EXTRAIT DU DOCUMENT -

___

Pour replacer les choses dans leur contexte, lors d’une conférence débat sur le thème de la lutte contre la corruption au Mali regroupant un panel de personnalités dont le président de l’Office central de lutte contre la corruption et l’enrichissement illicite (Oclei), Moumouni Guindo, Mamadou Sinsy Coulibaly avait qualifié M. Tapily de “fonctionnaire le plus corrompu du Mali”. Il avait par la même occasion promis de livrer une chasse aux corrompus en affirmant qu’il y a 1600 fonctionnaires corrompus. Il s’était proposé pour l’occasion, de publier prochainement la liste des 200 plus corrompus parmi eux, en vue de les pousser à la démission.

Il en faut encore plus…

Si pour une certaine opinion mal éclairée des principes de procédure du droit, cette déclaration est plus qu’une dénonciation, pour le procureur anti-corruption, il en faut encore plus. Tout en se gardant de qualifier l’acte de M. Coulibaly, à ses dires, le patron des patrons maliens a fait tout sauf une dénonciation pouvant motiver une enquête contre le président de la Cour suprême, Nouhoum Tapily ou n’importe qui d’autre. Est-ce que le principal concerné est M. Tapily et non un citoyen lambda que le Procureur est resté de marbre ?

“Même un lambda comme vous, je n’allais pas m’autosaisir. Ce n’est pas une question d’autorité ou de qui que ce soit, au contraire, si c’était le cas, je suis enclin de le faire”, a répondu du coup, le procureur Diawara. Et d’enchaîner, “il n’a pas fait de dénonciation. Il a fait une conférence pour dire ce qu’il pense. Est-ce qu’il vous a sorti une seule pièce pour étayer ses propos ? ““C’est comme un membre de la majorité ou de l’opposition qui sort pour dire que tout le monde est corruption dans ce pays. Est-ce que je vais chercher tout le monde ? Sans présager de la véracité de ses propos, je ne peux pas m’occuper de cela”, a-t-il affirmé.

___

Entrées d'annotation spatiale -
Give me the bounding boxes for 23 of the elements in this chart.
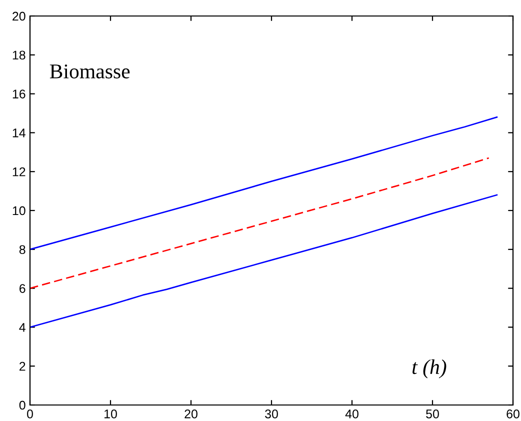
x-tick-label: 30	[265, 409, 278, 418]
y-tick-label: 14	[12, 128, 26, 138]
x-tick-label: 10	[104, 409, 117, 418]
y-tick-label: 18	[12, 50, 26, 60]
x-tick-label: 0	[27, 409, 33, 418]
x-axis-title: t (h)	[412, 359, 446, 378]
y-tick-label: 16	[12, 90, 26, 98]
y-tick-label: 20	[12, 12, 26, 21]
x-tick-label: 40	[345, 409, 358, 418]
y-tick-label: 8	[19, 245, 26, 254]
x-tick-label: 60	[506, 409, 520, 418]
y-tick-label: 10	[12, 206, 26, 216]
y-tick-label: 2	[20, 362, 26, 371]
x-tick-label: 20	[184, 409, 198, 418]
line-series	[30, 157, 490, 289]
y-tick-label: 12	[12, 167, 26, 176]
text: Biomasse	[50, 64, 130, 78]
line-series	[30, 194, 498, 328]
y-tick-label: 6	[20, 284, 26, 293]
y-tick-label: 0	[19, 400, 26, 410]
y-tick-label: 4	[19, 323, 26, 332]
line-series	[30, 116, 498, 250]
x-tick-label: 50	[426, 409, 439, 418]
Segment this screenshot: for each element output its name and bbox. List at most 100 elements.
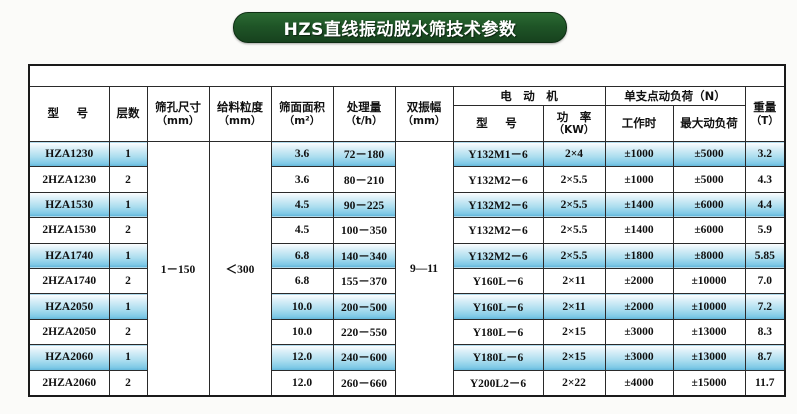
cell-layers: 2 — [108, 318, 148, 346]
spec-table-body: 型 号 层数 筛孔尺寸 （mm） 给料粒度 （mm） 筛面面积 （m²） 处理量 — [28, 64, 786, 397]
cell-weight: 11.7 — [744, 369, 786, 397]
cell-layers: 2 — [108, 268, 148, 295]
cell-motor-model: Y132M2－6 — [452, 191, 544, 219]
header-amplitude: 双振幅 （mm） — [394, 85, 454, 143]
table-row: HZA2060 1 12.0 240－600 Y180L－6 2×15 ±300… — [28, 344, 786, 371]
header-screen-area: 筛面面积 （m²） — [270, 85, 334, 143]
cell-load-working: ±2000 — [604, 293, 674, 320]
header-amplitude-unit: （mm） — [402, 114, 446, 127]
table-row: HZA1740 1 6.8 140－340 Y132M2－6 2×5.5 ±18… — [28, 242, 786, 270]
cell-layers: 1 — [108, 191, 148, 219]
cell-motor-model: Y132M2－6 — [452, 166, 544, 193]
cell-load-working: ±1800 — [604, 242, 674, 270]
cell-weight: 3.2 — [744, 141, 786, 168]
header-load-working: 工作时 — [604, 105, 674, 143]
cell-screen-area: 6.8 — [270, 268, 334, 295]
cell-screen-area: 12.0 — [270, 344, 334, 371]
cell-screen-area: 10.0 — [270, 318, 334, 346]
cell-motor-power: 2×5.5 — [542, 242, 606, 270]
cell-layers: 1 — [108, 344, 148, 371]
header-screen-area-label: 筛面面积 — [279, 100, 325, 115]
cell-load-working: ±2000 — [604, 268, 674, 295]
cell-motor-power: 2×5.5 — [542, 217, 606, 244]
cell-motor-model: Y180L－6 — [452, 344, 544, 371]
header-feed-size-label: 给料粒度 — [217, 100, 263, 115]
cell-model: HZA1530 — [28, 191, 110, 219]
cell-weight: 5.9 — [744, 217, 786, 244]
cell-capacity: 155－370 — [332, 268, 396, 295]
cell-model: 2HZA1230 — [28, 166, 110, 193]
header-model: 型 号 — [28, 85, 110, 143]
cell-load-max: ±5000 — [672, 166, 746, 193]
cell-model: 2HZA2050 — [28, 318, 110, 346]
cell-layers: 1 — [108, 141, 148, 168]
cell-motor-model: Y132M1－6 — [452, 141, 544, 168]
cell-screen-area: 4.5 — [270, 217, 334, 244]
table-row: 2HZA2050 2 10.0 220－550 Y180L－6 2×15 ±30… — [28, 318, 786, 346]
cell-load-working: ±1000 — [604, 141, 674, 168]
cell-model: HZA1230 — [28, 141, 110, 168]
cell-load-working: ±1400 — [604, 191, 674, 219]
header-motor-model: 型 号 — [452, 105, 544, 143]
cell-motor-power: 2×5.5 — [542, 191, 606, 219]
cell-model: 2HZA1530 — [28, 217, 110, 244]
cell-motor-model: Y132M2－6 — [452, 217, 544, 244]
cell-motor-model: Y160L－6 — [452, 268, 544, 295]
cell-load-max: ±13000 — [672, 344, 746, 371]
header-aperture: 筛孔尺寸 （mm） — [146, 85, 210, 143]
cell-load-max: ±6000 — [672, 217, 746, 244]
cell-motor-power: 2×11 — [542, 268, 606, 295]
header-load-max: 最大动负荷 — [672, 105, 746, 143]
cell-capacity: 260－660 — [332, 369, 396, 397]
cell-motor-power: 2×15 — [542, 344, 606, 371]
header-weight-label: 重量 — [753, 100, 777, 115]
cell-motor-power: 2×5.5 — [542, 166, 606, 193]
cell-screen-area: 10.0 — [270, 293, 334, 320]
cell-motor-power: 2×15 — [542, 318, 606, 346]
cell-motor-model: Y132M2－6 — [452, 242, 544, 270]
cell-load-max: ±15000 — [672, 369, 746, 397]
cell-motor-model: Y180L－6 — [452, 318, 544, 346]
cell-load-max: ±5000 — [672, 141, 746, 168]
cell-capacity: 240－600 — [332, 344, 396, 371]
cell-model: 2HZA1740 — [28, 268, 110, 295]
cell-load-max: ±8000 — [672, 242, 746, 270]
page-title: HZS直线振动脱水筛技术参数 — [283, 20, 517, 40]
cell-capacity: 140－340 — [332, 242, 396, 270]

___

CONSIGNE 1 -
Recopiez à l'identique les lignes du listing situées entre celle qui contient "409, 278, 418]" et celle qui contient "90, 26, 98]", ces deux lignes comprises.
CONSIGNE 2 -
Prolongez l'article sur la lutte contre la corruption au Mali en reprenant juste après sa dernière phrase.
L'extrait et le listing constituent deux contenus indépendants l'un de l'autre.

RÉPONSE 1 -
x-tick-label: 30	[265, 409, 278, 418]
y-tick-label: 14	[12, 128, 26, 138]
x-tick-label: 10	[104, 409, 117, 418]
y-tick-label: 18	[12, 50, 26, 60]
x-tick-label: 0	[27, 409, 33, 418]
x-axis-title: t (h)	[412, 359, 446, 378]
y-tick-label: 16	[12, 90, 26, 98]

RÉPONSE 2 -
Dans le raisonnement juridique de M. Diawara, Mamadou Sinsy Coulibaly est une autorité constituée, en sa qualité de président du CNPM. En la matière, le Code de procédure pénale en son article 58, est clair et précis. Il évoque à juste titre l’article en question en ces termes : “Toute autorité constituée, tout fonctionnaire ou autorité de police judiciaire, dans l’exercice de ses fonctions acquerra connaissance de crime ou délit sera tenu d’en donner avis sur le champ au procureur de la République ou au juge de paix à compétence étendue dans le ressort dans lequel le prévenu pourrait être trouvé et de transmettre à ce magistrat tous les procès verbaux, actes qui y sont relatifs. Et toute personne qui aura été témoin d’un attentat soit contre la sureté publique, soit contre la vie ou la sécurité d’un individu sera tenue d’en donner avis au procureur de la République ou au juge de paix à compétence étendue”, a-t-il indiqué. Il a fait comprendre que le mécanisme défini par la loi est très clair et simple en même temps.

Par ailleurs, dans le même registre de dénonciation, il nous a fait comprendre qu’il a déjà poursuivi des magistrats, notaires et avocats dans l’exercice de leurs fonctions. Pour corroborer ses propos au sujet de la loi en question, il dit qu’il est en train d’enquêter sur une présumée malversation à l’Office du Niger (où Me Baber Gano est suspecté d’avoir été rétribué à  près de 400 millions de F CFA dans des conditions douteuses) suite à une dénonciation faite par le syndicat de la structure concernée. “Ce syndicat nous a saisi avec des pièces à l’appui”, a-t-il dit.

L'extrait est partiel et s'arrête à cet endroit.